## Aim
Retype the whole listing verbatim and keep the pictures out of it.

--- START ---

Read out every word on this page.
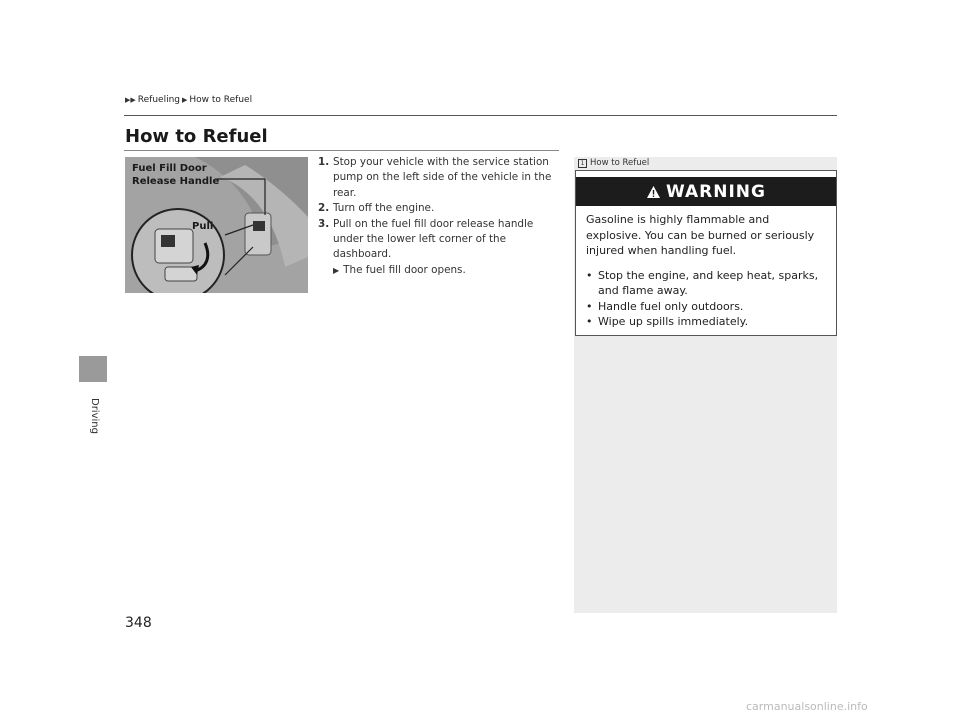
Driving
▶▶ Refueling ▶ How to Refuel
How to Refuel
Fuel Fill Door
Release Handle
Pull
1. Stop your vehicle with the service station pump on the left side of the vehicle in the rear.
2. Turn off the engine.
3. Pull on the fuel fill door release handle under the lower left corner of the dashboard.
▶ The fuel fill door opens.
1 How to Refuel
WARNING
Gasoline is highly flammable and explosive. You can be burned or seriously injured when handling fuel.
• Stop the engine, and keep heat, sparks, and flame away.
• Handle fuel only outdoors.
• Wipe up spills immediately.
348
carmanualsonline.info
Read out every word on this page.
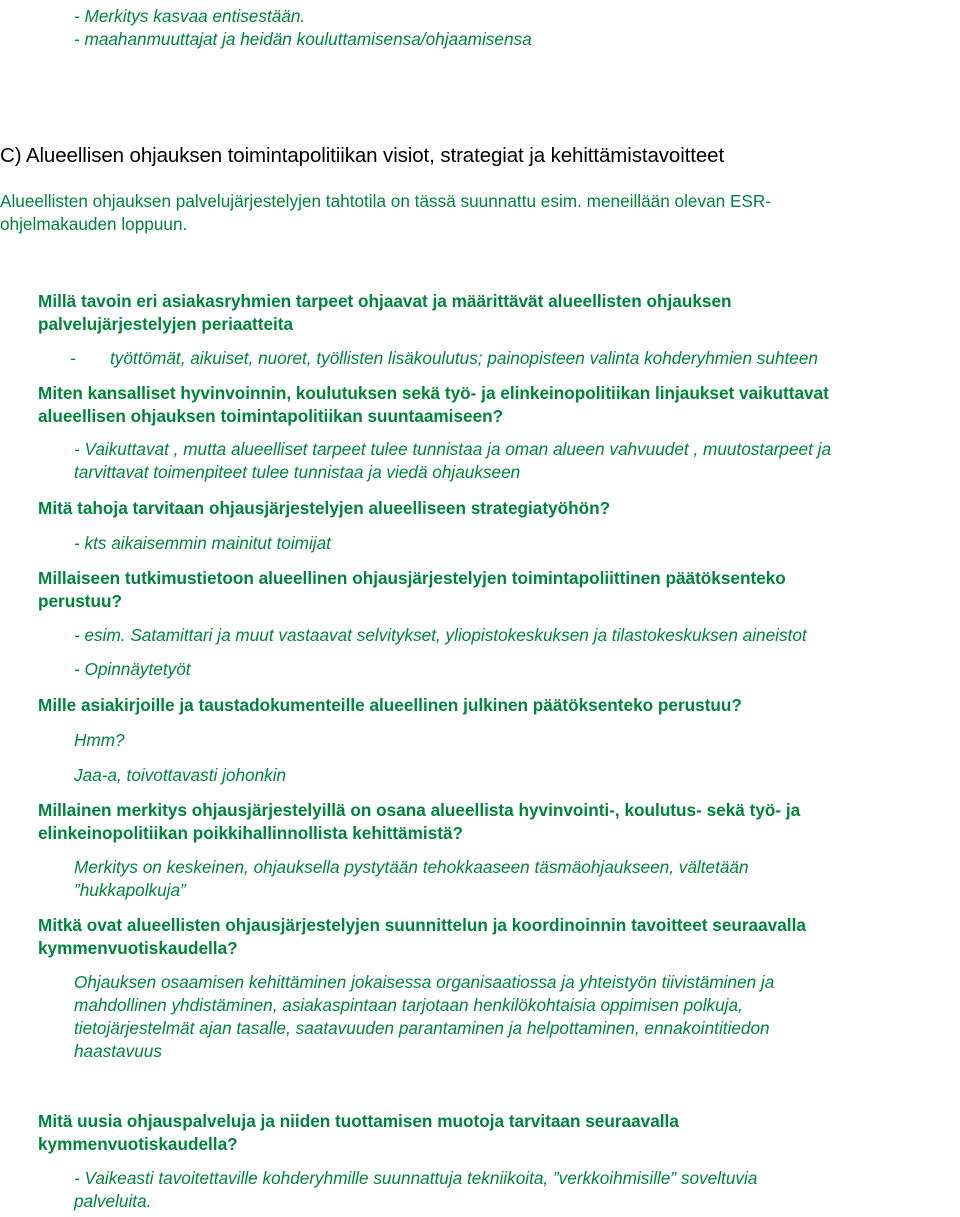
- Merkitys kasvaa entisestään.
- maahanmuuttajat ja heidän kouluttamisensa/ohjaamisensa
C) Alueellisen ohjauksen toimintapolitiikan visiot, strategiat ja kehittämistavoitteet
Alueellisten ohjauksen palvelujärjestelyjen tahtotila on tässä suunnattu esim. meneillään olevan ESR-
ohjelmakauden loppuun.
Millä tavoin eri asiakasryhmien tarpeet ohjaavat ja määrittävät alueellisten ohjauksen
palvelujärjestelyjen periaatteita
-	työttömät, aikuiset, nuoret, työllisten lisäkoulutus; painopisteen valinta kohderyhmien suhteen
Miten kansalliset hyvinvoinnin, koulutuksen sekä työ- ja elinkeinopolitiikan linjaukset vaikuttavat
alueellisen ohjauksen toimintapolitiikan suuntaamiseen?
- Vaikuttavat , mutta alueelliset tarpeet tulee tunnistaa ja oman alueen vahvuudet , muutostarpeet ja
tarvittavat toimenpiteet tulee tunnistaa ja viedä ohjaukseen
Mitä tahoja tarvitaan ohjausjärjestelyjen alueelliseen strategiatyöhön?
- kts aikaisemmin mainitut toimijat
Millaiseen tutkimustietoon alueellinen ohjausjärjestelyjen toimintapoliittinen päätöksenteko
perustuu?
- esim. Satamittari ja muut vastaavat selvitykset, yliopistokeskuksen ja tilastokeskuksen aineistot
- Opinnäytetyöt
Mille asiakirjoille ja taustadokumenteille alueellinen julkinen päätöksenteko perustuu?
Hmm?
Jaa-a, toivottavasti johonkin
Millainen merkitys ohjausjärjestelyillä on osana alueellista hyvinvointi-, koulutus- sekä työ- ja
elinkeinopolitiikan poikkihallinnollista kehittämistä?
Merkitys on keskeinen, ohjauksella pystytään tehokkaaseen täsmäohjaukseen, vältetään
”hukkapolkuja”
Mitkä ovat alueellisten ohjausjärjestelyjen suunnittelun ja koordinoinnin tavoitteet seuraavalla
kymmenvuotiskaudella?
Ohjauksen osaamisen kehittäminen jokaisessa organisaatiossa ja yhteistyön tiivistäminen ja
mahdollinen yhdistäminen, asiakaspintaan tarjotaan henkilökohtaisia oppimisen polkuja,
tietojärjestelmät ajan tasalle, saatavuuden parantaminen ja helpottaminen, ennakointitiedon
haastavuus
Mitä uusia ohjauspalveluja ja niiden tuottamisen muotoja tarvitaan seuraavalla
kymmenvuotiskaudella?
- Vaikeasti tavoitettaville kohderyhmille suunnattuja tekniikoita, ”verkkoihmisille” soveltuvia
palveluita.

--- END ---

## Expected answer
Read out every word on this page.
Driving
▶▶ Refueling ▶ How to Refuel
How to Refuel
Fuel Fill Door
Release Handle
Pull
1. Stop your vehicle with the service station pump on the left side of the vehicle in the rear.
2. Turn off the engine.
3. Pull on the fuel fill door release handle under the lower left corner of the dashboard.
▶ The fuel fill door opens.
1 How to Refuel
WARNING
Gasoline is highly flammable and explosive. You can be burned or seriously injured when handling fuel.
• Stop the engine, and keep heat, sparks, and flame away.
• Handle fuel only outdoors.
• Wipe up spills immediately.
348
carmanualsonline.info
Read out every word on this page.
- Merkitys kasvaa entisestään.
- maahanmuuttajat ja heidän kouluttamisensa/ohjaamisensa
C) Alueellisen ohjauksen toimintapolitiikan visiot, strategiat ja kehittämistavoitteet
Alueellisten ohjauksen palvelujärjestelyjen tahtotila on tässä suunnattu esim. meneillään olevan ESR-
ohjelmakauden loppuun.
Millä tavoin eri asiakasryhmien tarpeet ohjaavat ja määrittävät alueellisten ohjauksen
palvelujärjestelyjen periaatteita
-	työttömät, aikuiset, nuoret, työllisten lisäkoulutus; painopisteen valinta kohderyhmien suhteen
Miten kansalliset hyvinvoinnin, koulutuksen sekä työ- ja elinkeinopolitiikan linjaukset vaikuttavat
alueellisen ohjauksen toimintapolitiikan suuntaamiseen?
- Vaikuttavat , mutta alueelliset tarpeet tulee tunnistaa ja oman alueen vahvuudet , muutostarpeet ja
tarvittavat toimenpiteet tulee tunnistaa ja viedä ohjaukseen
Mitä tahoja tarvitaan ohjausjärjestelyjen alueelliseen strategiatyöhön?
- kts aikaisemmin mainitut toimijat
Millaiseen tutkimustietoon alueellinen ohjausjärjestelyjen toimintapoliittinen päätöksenteko
perustuu?
- esim. Satamittari ja muut vastaavat selvitykset, yliopistokeskuksen ja tilastokeskuksen aineistot
- Opinnäytetyöt
Mille asiakirjoille ja taustadokumenteille alueellinen julkinen päätöksenteko perustuu?
Hmm?
Jaa-a, toivottavasti johonkin
Millainen merkitys ohjausjärjestelyillä on osana alueellista hyvinvointi-, koulutus- sekä työ- ja
elinkeinopolitiikan poikkihallinnollista kehittämistä?
Merkitys on keskeinen, ohjauksella pystytään tehokkaaseen täsmäohjaukseen, vältetään
”hukkapolkuja”
Mitkä ovat alueellisten ohjausjärjestelyjen suunnittelun ja koordinoinnin tavoitteet seuraavalla
kymmenvuotiskaudella?
Ohjauksen osaamisen kehittäminen jokaisessa organisaatiossa ja yhteistyön tiivistäminen ja
mahdollinen yhdistäminen, asiakaspintaan tarjotaan henkilökohtaisia oppimisen polkuja,
tietojärjestelmät ajan tasalle, saatavuuden parantaminen ja helpottaminen, ennakointitiedon
haastavuus
Mitä uusia ohjauspalveluja ja niiden tuottamisen muotoja tarvitaan seuraavalla
kymmenvuotiskaudella?
- Vaikeasti tavoitettaville kohderyhmille suunnattuja tekniikoita, ”verkkoihmisille” soveltuvia
palveluita.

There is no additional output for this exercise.